(Chart and figure data)
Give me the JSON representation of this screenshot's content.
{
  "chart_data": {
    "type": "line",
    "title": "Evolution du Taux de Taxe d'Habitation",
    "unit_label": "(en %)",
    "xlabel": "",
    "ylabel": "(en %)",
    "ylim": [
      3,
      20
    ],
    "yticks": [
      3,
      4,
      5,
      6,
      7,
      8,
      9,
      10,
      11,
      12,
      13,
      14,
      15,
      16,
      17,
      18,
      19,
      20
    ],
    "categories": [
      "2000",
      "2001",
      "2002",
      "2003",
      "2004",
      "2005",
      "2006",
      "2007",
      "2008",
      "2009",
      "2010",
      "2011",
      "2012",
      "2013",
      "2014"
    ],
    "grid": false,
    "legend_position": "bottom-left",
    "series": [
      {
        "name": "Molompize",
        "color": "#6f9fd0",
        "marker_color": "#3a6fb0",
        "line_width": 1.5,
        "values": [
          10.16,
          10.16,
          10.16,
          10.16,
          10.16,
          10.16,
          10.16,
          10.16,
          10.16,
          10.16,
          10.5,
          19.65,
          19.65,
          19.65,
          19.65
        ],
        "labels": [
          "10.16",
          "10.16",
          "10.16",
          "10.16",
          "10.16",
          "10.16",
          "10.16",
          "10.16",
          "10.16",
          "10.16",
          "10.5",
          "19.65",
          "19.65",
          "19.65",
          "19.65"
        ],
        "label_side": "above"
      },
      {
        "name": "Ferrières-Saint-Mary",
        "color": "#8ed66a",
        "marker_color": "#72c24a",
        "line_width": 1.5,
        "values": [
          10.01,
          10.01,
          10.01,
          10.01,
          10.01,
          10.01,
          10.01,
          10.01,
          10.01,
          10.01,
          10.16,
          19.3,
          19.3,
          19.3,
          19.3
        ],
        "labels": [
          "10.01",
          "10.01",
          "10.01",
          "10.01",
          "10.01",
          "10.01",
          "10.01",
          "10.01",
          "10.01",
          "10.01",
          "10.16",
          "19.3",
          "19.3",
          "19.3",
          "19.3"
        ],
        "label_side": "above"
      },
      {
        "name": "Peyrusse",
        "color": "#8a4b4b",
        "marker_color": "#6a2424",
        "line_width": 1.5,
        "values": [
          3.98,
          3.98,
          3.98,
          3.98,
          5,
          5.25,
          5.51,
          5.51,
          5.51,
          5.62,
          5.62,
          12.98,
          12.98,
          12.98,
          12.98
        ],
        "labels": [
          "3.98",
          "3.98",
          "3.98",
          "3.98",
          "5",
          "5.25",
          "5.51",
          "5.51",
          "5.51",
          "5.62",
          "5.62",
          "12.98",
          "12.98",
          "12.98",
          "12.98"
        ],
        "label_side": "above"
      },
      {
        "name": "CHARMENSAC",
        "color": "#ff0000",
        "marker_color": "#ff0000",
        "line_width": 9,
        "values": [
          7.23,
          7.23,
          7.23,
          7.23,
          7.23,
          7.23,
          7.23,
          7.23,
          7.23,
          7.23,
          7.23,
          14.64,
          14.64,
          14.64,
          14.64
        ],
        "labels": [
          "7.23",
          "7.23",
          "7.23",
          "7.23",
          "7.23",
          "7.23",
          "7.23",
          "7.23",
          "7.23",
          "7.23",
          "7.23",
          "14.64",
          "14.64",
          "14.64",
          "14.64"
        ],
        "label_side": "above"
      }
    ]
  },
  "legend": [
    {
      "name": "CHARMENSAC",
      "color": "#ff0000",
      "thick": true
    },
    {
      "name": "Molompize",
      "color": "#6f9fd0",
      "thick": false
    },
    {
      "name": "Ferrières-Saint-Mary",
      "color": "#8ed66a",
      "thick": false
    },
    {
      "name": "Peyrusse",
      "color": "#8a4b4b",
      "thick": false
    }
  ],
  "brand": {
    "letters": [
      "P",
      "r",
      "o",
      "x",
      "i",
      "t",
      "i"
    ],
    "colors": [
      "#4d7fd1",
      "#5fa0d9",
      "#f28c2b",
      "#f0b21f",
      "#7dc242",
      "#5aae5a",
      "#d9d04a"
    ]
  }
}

## [OBJECTIVE]
Exact copies of all the records are required.

## [RESPONSE TO THE TASK]
Give me the JSON representation of this screenshot's content.
{
  "chart_data": {
    "type": "line",
    "title": "Evolution du Taux de Taxe d'Habitation",
    "unit_label": "(en %)",
    "xlabel": "",
    "ylabel": "(en %)",
    "ylim": [
      3,
      20
    ],
    "yticks": [
      3,
      4,
      5,
      6,
      7,
      8,
      9,
      10,
      11,
      12,
      13,
      14,
      15,
      16,
      17,
      18,
      19,
      20
    ],
    "categories": [
      "2000",
      "2001",
      "2002",
      "2003",
      "2004",
      "2005",
      "2006",
      "2007",
      "2008",
      "2009",
      "2010",
      "2011",
      "2012",
      "2013",
      "2014"
    ],
    "grid": false,
    "legend_position": "bottom-left",
    "series": [
      {
        "name": "Molompize",
        "color": "#6f9fd0",
        "marker_color": "#3a6fb0",
        "line_width": 1.5,
        "values": [
          10.16,
          10.16,
          10.16,
          10.16,
          10.16,
          10.16,
          10.16,
          10.16,
          10.16,
          10.16,
          10.5,
          19.65,
          19.65,
          19.65,
          19.65
        ],
        "labels": [
          "10.16",
          "10.16",
          "10.16",
          "10.16",
          "10.16",
          "10.16",
          "10.16",
          "10.16",
          "10.16",
          "10.16",
          "10.5",
          "19.65",
          "19.65",
          "19.65",
          "19.65"
        ],
        "label_side": "above"
      },
      {
        "name": "Ferrières-Saint-Mary",
        "color": "#8ed66a",
        "marker_color": "#72c24a",
        "line_width": 1.5,
        "values": [
          10.01,
          10.01,
          10.01,
          10.01,
          10.01,
          10.01,
          10.01,
          10.01,
          10.01,
          10.01,
          10.16,
          19.3,
          19.3,
          19.3,
          19.3
        ],
        "labels": [
          "10.01",
          "10.01",
          "10.01",
          "10.01",
          "10.01",
          "10.01",
          "10.01",
          "10.01",
          "10.01",
          "10.01",
          "10.16",
          "19.3",
          "19.3",
          "19.3",
          "19.3"
        ],
        "label_side": "above"
      },
      {
        "name": "Peyrusse",
        "color": "#8a4b4b",
        "marker_color": "#6a2424",
        "line_width": 1.5,
        "values": [
          3.98,
          3.98,
          3.98,
          3.98,
          5,
          5.25,
          5.51,
          5.51,
          5.51,
          5.62,
          5.62,
          12.98,
          12.98,
          12.98,
          12.98
        ],
        "labels": [
          "3.98",
          "3.98",
          "3.98",
          "3.98",
          "5",
          "5.25",
          "5.51",
          "5.51",
          "5.51",
          "5.62",
          "5.62",
          "12.98",
          "12.98",
          "12.98",
          "12.98"
        ],
        "label_side": "above"
      },
      {
        "name": "CHARMENSAC",
        "color": "#ff0000",
        "marker_color": "#ff0000",
        "line_width": 9,
        "values": [
          7.23,
          7.23,
          7.23,
          7.23,
          7.23,
          7.23,
          7.23,
          7.23,
          7.23,
          7.23,
          7.23,
          14.64,
          14.64,
          14.64,
          14.64
        ],
        "labels": [
          "7.23",
          "7.23",
          "7.23",
          "7.23",
          "7.23",
          "7.23",
          "7.23",
          "7.23",
          "7.23",
          "7.23",
          "7.23",
          "14.64",
          "14.64",
          "14.64",
          "14.64"
        ],
        "label_side": "above"
      }
    ]
  },
  "legend": [
    {
      "name": "CHARMENSAC",
      "color": "#ff0000",
      "thick": true
    },
    {
      "name": "Molompize",
      "color": "#6f9fd0",
      "thick": false
    },
    {
      "name": "Ferrières-Saint-Mary",
      "color": "#8ed66a",
      "thick": false
    },
    {
      "name": "Peyrusse",
      "color": "#8a4b4b",
      "thick": false
    }
  ],
  "brand": {
    "letters": [
      "P",
      "r",
      "o",
      "x",
      "i",
      "t",
      "i"
    ],
    "colors": [
      "#4d7fd1",
      "#5fa0d9",
      "#f28c2b",
      "#f0b21f",
      "#7dc242",
      "#5aae5a",
      "#d9d04a"
    ]
  }
}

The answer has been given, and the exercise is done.